_Stored records_
....

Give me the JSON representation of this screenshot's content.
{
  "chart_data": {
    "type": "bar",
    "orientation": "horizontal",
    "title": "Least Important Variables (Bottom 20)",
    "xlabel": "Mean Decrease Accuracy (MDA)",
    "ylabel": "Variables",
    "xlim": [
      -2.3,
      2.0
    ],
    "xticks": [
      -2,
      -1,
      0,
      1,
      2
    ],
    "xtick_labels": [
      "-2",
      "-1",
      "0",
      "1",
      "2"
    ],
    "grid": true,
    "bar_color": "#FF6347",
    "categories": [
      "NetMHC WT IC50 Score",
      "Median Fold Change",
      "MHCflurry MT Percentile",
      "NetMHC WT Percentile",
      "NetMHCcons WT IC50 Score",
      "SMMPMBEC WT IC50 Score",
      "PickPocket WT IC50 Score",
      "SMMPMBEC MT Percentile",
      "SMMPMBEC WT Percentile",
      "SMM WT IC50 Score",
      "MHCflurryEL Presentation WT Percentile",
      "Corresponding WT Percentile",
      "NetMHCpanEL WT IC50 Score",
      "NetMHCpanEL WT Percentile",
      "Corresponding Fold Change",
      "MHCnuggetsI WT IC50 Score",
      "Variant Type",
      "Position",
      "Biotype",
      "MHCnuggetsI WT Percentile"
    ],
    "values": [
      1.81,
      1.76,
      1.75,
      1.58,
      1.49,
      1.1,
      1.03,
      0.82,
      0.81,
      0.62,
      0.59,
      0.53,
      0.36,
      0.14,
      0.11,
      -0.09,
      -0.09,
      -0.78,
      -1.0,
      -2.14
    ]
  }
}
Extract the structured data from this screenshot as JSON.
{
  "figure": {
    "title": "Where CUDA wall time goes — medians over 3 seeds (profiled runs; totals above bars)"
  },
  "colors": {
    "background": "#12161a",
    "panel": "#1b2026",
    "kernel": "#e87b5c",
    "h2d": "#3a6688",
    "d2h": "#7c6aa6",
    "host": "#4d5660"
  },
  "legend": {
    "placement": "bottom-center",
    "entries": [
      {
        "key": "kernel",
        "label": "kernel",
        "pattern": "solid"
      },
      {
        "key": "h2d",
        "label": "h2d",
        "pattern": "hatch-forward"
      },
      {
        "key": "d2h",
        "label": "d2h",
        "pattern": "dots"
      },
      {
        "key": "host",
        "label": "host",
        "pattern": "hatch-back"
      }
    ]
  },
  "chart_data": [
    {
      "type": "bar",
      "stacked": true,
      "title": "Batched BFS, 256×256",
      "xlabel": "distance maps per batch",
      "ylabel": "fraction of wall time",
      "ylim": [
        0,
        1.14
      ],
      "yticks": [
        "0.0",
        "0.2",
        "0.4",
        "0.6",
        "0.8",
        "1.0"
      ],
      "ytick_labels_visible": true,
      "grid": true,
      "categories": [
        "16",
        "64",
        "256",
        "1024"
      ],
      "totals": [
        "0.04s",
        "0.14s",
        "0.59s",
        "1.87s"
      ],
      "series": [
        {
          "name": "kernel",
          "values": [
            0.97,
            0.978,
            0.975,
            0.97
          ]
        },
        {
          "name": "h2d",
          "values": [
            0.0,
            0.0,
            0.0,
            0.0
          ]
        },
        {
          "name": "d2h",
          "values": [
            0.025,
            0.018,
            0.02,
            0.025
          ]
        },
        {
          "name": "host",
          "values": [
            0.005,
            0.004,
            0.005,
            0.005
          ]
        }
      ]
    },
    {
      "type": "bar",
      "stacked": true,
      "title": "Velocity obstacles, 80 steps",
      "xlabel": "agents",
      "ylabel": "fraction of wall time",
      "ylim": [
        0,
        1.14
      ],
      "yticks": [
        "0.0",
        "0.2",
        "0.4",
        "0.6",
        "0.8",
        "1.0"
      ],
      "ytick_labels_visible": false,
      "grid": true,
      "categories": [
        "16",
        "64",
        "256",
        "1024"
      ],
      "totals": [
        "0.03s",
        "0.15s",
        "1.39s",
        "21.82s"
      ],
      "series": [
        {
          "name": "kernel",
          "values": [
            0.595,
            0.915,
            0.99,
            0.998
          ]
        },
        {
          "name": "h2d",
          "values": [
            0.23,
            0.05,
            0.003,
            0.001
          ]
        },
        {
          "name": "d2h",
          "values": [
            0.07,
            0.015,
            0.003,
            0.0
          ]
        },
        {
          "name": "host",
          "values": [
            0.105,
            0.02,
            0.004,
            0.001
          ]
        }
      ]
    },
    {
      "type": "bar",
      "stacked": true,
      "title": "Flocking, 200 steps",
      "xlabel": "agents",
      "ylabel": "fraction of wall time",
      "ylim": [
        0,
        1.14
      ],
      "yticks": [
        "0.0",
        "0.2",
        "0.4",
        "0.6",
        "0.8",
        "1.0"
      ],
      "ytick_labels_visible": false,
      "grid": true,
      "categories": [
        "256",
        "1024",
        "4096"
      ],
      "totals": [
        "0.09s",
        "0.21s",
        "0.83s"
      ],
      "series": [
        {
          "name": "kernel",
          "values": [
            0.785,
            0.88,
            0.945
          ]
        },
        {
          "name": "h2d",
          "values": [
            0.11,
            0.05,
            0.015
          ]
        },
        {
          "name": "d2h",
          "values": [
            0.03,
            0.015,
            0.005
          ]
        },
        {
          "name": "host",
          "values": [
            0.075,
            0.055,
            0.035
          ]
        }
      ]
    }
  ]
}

....

_To be done_
Give the listing again, word for word.

_Expected output_
Give me the JSON representation of this screenshot's content.
{
  "chart_data": {
    "type": "bar",
    "orientation": "horizontal",
    "title": "Least Important Variables (Bottom 20)",
    "xlabel": "Mean Decrease Accuracy (MDA)",
    "ylabel": "Variables",
    "xlim": [
      -2.3,
      2.0
    ],
    "xticks": [
      -2,
      -1,
      0,
      1,
      2
    ],
    "xtick_labels": [
      "-2",
      "-1",
      "0",
      "1",
      "2"
    ],
    "grid": true,
    "bar_color": "#FF6347",
    "categories": [
      "NetMHC WT IC50 Score",
      "Median Fold Change",
      "MHCflurry MT Percentile",
      "NetMHC WT Percentile",
      "NetMHCcons WT IC50 Score",
      "SMMPMBEC WT IC50 Score",
      "PickPocket WT IC50 Score",
      "SMMPMBEC MT Percentile",
      "SMMPMBEC WT Percentile",
      "SMM WT IC50 Score",
      "MHCflurryEL Presentation WT Percentile",
      "Corresponding WT Percentile",
      "NetMHCpanEL WT IC50 Score",
      "NetMHCpanEL WT Percentile",
      "Corresponding Fold Change",
      "MHCnuggetsI WT IC50 Score",
      "Variant Type",
      "Position",
      "Biotype",
      "MHCnuggetsI WT Percentile"
    ],
    "values": [
      1.81,
      1.76,
      1.75,
      1.58,
      1.49,
      1.1,
      1.03,
      0.82,
      0.81,
      0.62,
      0.59,
      0.53,
      0.36,
      0.14,
      0.11,
      -0.09,
      -0.09,
      -0.78,
      -1.0,
      -2.14
    ]
  }
}
Extract the structured data from this screenshot as JSON.
{
  "figure": {
    "title": "Where CUDA wall time goes — medians over 3 seeds (profiled runs; totals above bars)"
  },
  "colors": {
    "background": "#12161a",
    "panel": "#1b2026",
    "kernel": "#e87b5c",
    "h2d": "#3a6688",
    "d2h": "#7c6aa6",
    "host": "#4d5660"
  },
  "legend": {
    "placement": "bottom-center",
    "entries": [
      {
        "key": "kernel",
        "label": "kernel",
        "pattern": "solid"
      },
      {
        "key": "h2d",
        "label": "h2d",
        "pattern": "hatch-forward"
      },
      {
        "key": "d2h",
        "label": "d2h",
        "pattern": "dots"
      },
      {
        "key": "host",
        "label": "host",
        "pattern": "hatch-back"
      }
    ]
  },
  "chart_data": [
    {
      "type": "bar",
      "stacked": true,
      "title": "Batched BFS, 256×256",
      "xlabel": "distance maps per batch",
      "ylabel": "fraction of wall time",
      "ylim": [
        0,
        1.14
      ],
      "yticks": [
        "0.0",
        "0.2",
        "0.4",
        "0.6",
        "0.8",
        "1.0"
      ],
      "ytick_labels_visible": true,
      "grid": true,
      "categories": [
        "16",
        "64",
        "256",
        "1024"
      ],
      "totals": [
        "0.04s",
        "0.14s",
        "0.59s",
        "1.87s"
      ],
      "series": [
        {
          "name": "kernel",
          "values": [
            0.97,
            0.978,
            0.975,
            0.97
          ]
        },
        {
          "name": "h2d",
          "values": [
            0.0,
            0.0,
            0.0,
            0.0
          ]
        },
        {
          "name": "d2h",
          "values": [
            0.025,
            0.018,
            0.02,
            0.025
          ]
        },
        {
          "name": "host",
          "values": [
            0.005,
            0.004,
            0.005,
            0.005
          ]
        }
      ]
    },
    {
      "type": "bar",
      "stacked": true,
      "title": "Velocity obstacles, 80 steps",
      "xlabel": "agents",
      "ylabel": "fraction of wall time",
      "ylim": [
        0,
        1.14
      ],
      "yticks": [
        "0.0",
        "0.2",
        "0.4",
        "0.6",
        "0.8",
        "1.0"
      ],
      "ytick_labels_visible": false,
      "grid": true,
      "categories": [
        "16",
        "64",
        "256",
        "1024"
      ],
      "totals": [
        "0.03s",
        "0.15s",
        "1.39s",
        "21.82s"
      ],
      "series": [
        {
          "name": "kernel",
          "values": [
            0.595,
            0.915,
            0.99,
            0.998
          ]
        },
        {
          "name": "h2d",
          "values": [
            0.23,
            0.05,
            0.003,
            0.001
          ]
        },
        {
          "name": "d2h",
          "values": [
            0.07,
            0.015,
            0.003,
            0.0
          ]
        },
        {
          "name": "host",
          "values": [
            0.105,
            0.02,
            0.004,
            0.001
          ]
        }
      ]
    },
    {
      "type": "bar",
      "stacked": true,
      "title": "Flocking, 200 steps",
      "xlabel": "agents",
      "ylabel": "fraction of wall time",
      "ylim": [
        0,
        1.14
      ],
      "yticks": [
        "0.0",
        "0.2",
        "0.4",
        "0.6",
        "0.8",
        "1.0"
      ],
      "ytick_labels_visible": false,
      "grid": true,
      "categories": [
        "256",
        "1024",
        "4096"
      ],
      "totals": [
        "0.09s",
        "0.21s",
        "0.83s"
      ],
      "series": [
        {
          "name": "kernel",
          "values": [
            0.785,
            0.88,
            0.945
          ]
        },
        {
          "name": "h2d",
          "values": [
            0.11,
            0.05,
            0.015
          ]
        },
        {
          "name": "d2h",
          "values": [
            0.03,
            0.015,
            0.005
          ]
        },
        {
          "name": "host",
          "values": [
            0.075,
            0.055,
            0.035
          ]
        }
      ]
    }
  ]
}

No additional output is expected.